What you should do -> Leave out the pictures and copy every record exactly.

Available data ->

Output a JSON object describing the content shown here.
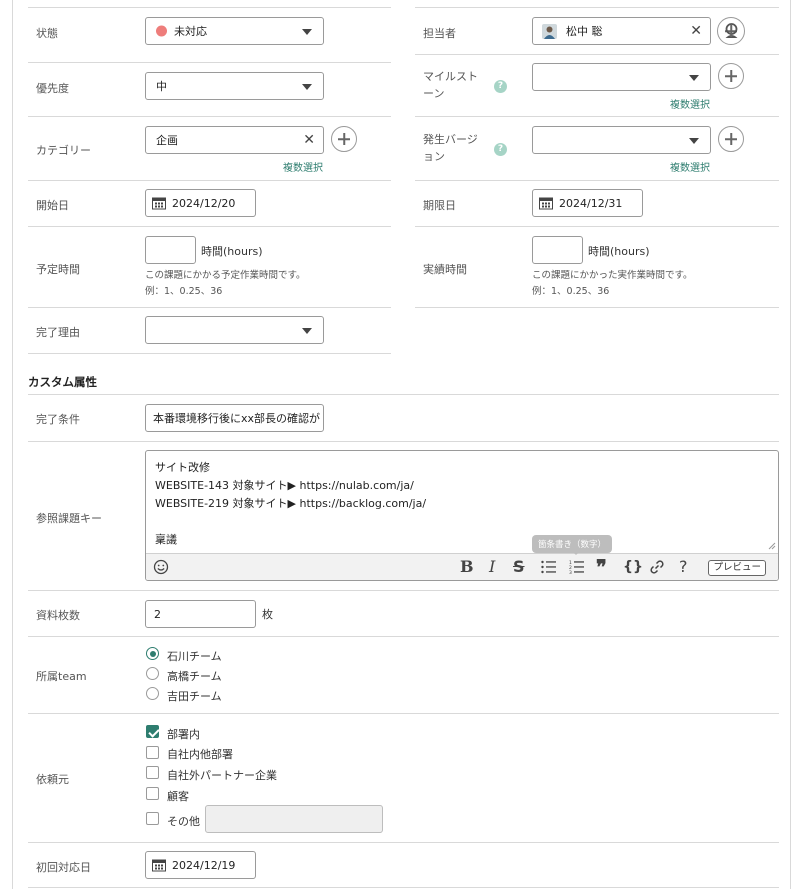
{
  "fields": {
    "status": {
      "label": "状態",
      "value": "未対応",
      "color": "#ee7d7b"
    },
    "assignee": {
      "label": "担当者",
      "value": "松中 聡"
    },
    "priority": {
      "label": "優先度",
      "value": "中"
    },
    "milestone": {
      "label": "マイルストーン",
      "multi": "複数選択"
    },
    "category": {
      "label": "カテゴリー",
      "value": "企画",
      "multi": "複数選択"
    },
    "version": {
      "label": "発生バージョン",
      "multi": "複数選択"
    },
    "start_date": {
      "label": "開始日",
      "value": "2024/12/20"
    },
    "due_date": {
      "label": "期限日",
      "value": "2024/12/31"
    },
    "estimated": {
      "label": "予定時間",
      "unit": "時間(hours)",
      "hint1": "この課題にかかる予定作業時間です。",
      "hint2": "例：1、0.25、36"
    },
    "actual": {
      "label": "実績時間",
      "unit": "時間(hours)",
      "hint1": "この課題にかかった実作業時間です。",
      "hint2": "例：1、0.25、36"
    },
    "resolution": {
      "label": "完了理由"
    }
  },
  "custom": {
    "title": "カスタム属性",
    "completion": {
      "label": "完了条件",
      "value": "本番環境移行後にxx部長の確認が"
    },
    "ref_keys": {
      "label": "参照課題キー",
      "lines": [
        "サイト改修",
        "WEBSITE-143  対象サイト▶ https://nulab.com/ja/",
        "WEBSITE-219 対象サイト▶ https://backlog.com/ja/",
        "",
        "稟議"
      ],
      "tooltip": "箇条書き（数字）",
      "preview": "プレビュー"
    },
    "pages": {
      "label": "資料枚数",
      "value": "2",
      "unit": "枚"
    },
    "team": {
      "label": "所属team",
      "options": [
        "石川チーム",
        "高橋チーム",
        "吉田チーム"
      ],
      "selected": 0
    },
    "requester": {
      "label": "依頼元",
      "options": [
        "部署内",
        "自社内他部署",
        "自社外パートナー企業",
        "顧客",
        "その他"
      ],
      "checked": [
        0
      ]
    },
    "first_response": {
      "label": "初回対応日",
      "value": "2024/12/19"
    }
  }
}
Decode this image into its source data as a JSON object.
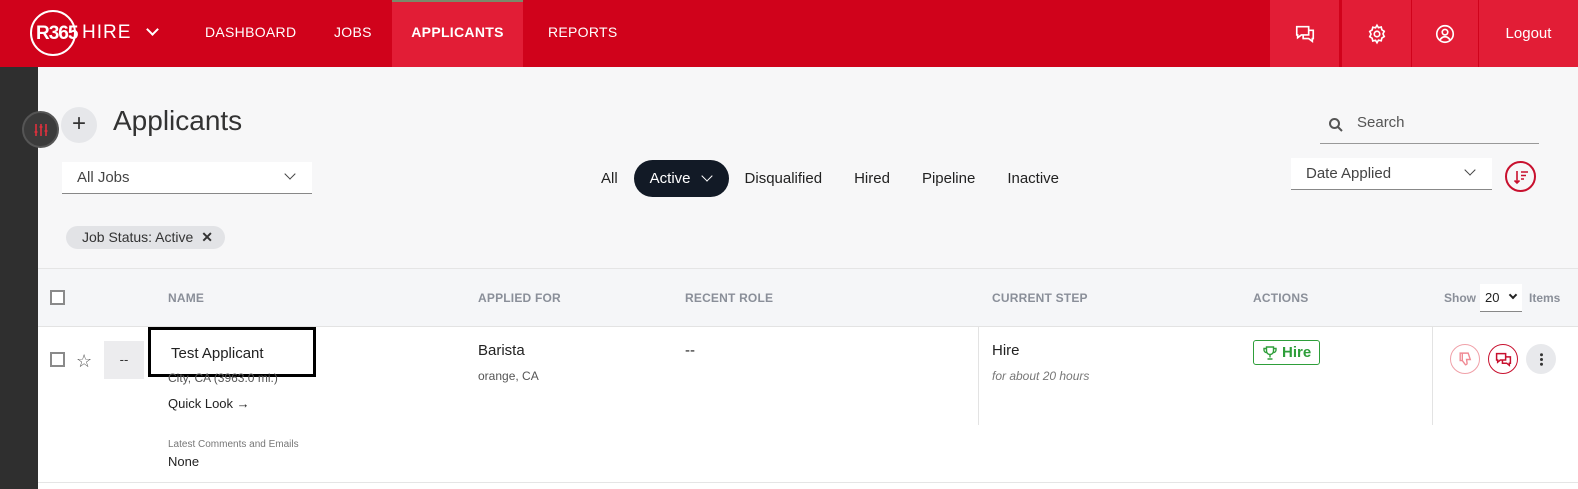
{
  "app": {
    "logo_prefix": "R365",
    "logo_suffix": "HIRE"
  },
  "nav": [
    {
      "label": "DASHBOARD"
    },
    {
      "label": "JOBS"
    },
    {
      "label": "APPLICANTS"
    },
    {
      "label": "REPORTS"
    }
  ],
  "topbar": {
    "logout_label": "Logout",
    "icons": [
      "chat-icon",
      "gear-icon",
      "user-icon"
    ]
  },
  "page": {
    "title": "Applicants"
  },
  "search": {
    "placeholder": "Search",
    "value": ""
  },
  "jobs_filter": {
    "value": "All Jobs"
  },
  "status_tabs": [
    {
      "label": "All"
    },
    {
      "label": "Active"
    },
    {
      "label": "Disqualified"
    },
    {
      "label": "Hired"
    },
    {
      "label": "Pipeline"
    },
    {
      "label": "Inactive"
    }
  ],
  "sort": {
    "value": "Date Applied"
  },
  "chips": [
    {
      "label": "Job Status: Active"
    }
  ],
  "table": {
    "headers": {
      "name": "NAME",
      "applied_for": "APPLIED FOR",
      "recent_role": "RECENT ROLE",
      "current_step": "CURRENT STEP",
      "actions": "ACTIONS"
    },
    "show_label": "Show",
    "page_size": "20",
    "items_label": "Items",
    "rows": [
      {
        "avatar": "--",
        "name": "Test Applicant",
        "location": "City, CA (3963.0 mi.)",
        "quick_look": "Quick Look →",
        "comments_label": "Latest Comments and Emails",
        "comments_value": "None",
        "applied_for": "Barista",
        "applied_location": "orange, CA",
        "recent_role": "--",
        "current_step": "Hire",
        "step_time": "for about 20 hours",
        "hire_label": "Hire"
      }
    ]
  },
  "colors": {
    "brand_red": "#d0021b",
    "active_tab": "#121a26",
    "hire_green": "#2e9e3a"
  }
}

Answer in full ->
Output a JSON object describing the content shown here.
{
  "fields": {
    "status": {
      "label": "状態",
      "value": "未対応",
      "color": "#ee7d7b"
    },
    "assignee": {
      "label": "担当者",
      "value": "松中 聡"
    },
    "priority": {
      "label": "優先度",
      "value": "中"
    },
    "milestone": {
      "label": "マイルストーン",
      "multi": "複数選択"
    },
    "category": {
      "label": "カテゴリー",
      "value": "企画",
      "multi": "複数選択"
    },
    "version": {
      "label": "発生バージョン",
      "multi": "複数選択"
    },
    "start_date": {
      "label": "開始日",
      "value": "2024/12/20"
    },
    "due_date": {
      "label": "期限日",
      "value": "2024/12/31"
    },
    "estimated": {
      "label": "予定時間",
      "unit": "時間(hours)",
      "hint1": "この課題にかかる予定作業時間です。",
      "hint2": "例：1、0.25、36"
    },
    "actual": {
      "label": "実績時間",
      "unit": "時間(hours)",
      "hint1": "この課題にかかった実作業時間です。",
      "hint2": "例：1、0.25、36"
    },
    "resolution": {
      "label": "完了理由"
    }
  },
  "custom": {
    "title": "カスタム属性",
    "completion": {
      "label": "完了条件",
      "value": "本番環境移行後にxx部長の確認が"
    },
    "ref_keys": {
      "label": "参照課題キー",
      "lines": [
        "サイト改修",
        "WEBSITE-143  対象サイト▶ https://nulab.com/ja/",
        "WEBSITE-219 対象サイト▶ https://backlog.com/ja/",
        "",
        "稟議"
      ],
      "tooltip": "箇条書き（数字）",
      "preview": "プレビュー"
    },
    "pages": {
      "label": "資料枚数",
      "value": "2",
      "unit": "枚"
    },
    "team": {
      "label": "所属team",
      "options": [
        "石川チーム",
        "高橋チーム",
        "吉田チーム"
      ],
      "selected": 0
    },
    "requester": {
      "label": "依頼元",
      "options": [
        "部署内",
        "自社内他部署",
        "自社外パートナー企業",
        "顧客",
        "その他"
      ],
      "checked": [
        0
      ]
    },
    "first_response": {
      "label": "初回対応日",
      "value": "2024/12/19"
    }
  }
}
Decode this image into its source data as a JSON object.
{
  "app": {
    "logo_prefix": "R365",
    "logo_suffix": "HIRE"
  },
  "nav": [
    {
      "label": "DASHBOARD"
    },
    {
      "label": "JOBS"
    },
    {
      "label": "APPLICANTS"
    },
    {
      "label": "REPORTS"
    }
  ],
  "topbar": {
    "logout_label": "Logout",
    "icons": [
      "chat-icon",
      "gear-icon",
      "user-icon"
    ]
  },
  "page": {
    "title": "Applicants"
  },
  "search": {
    "placeholder": "Search",
    "value": ""
  },
  "jobs_filter": {
    "value": "All Jobs"
  },
  "status_tabs": [
    {
      "label": "All"
    },
    {
      "label": "Active"
    },
    {
      "label": "Disqualified"
    },
    {
      "label": "Hired"
    },
    {
      "label": "Pipeline"
    },
    {
      "label": "Inactive"
    }
  ],
  "sort": {
    "value": "Date Applied"
  },
  "chips": [
    {
      "label": "Job Status: Active"
    }
  ],
  "table": {
    "headers": {
      "name": "NAME",
      "applied_for": "APPLIED FOR",
      "recent_role": "RECENT ROLE",
      "current_step": "CURRENT STEP",
      "actions": "ACTIONS"
    },
    "show_label": "Show",
    "page_size": "20",
    "items_label": "Items",
    "rows": [
      {
        "avatar": "--",
        "name": "Test Applicant",
        "location": "City, CA (3963.0 mi.)",
        "quick_look": "Quick Look →",
        "comments_label": "Latest Comments and Emails",
        "comments_value": "None",
        "applied_for": "Barista",
        "applied_location": "orange, CA",
        "recent_role": "--",
        "current_step": "Hire",
        "step_time": "for about 20 hours",
        "hire_label": "Hire"
      }
    ]
  },
  "colors": {
    "brand_red": "#d0021b",
    "active_tab": "#121a26",
    "hire_green": "#2e9e3a"
  }
}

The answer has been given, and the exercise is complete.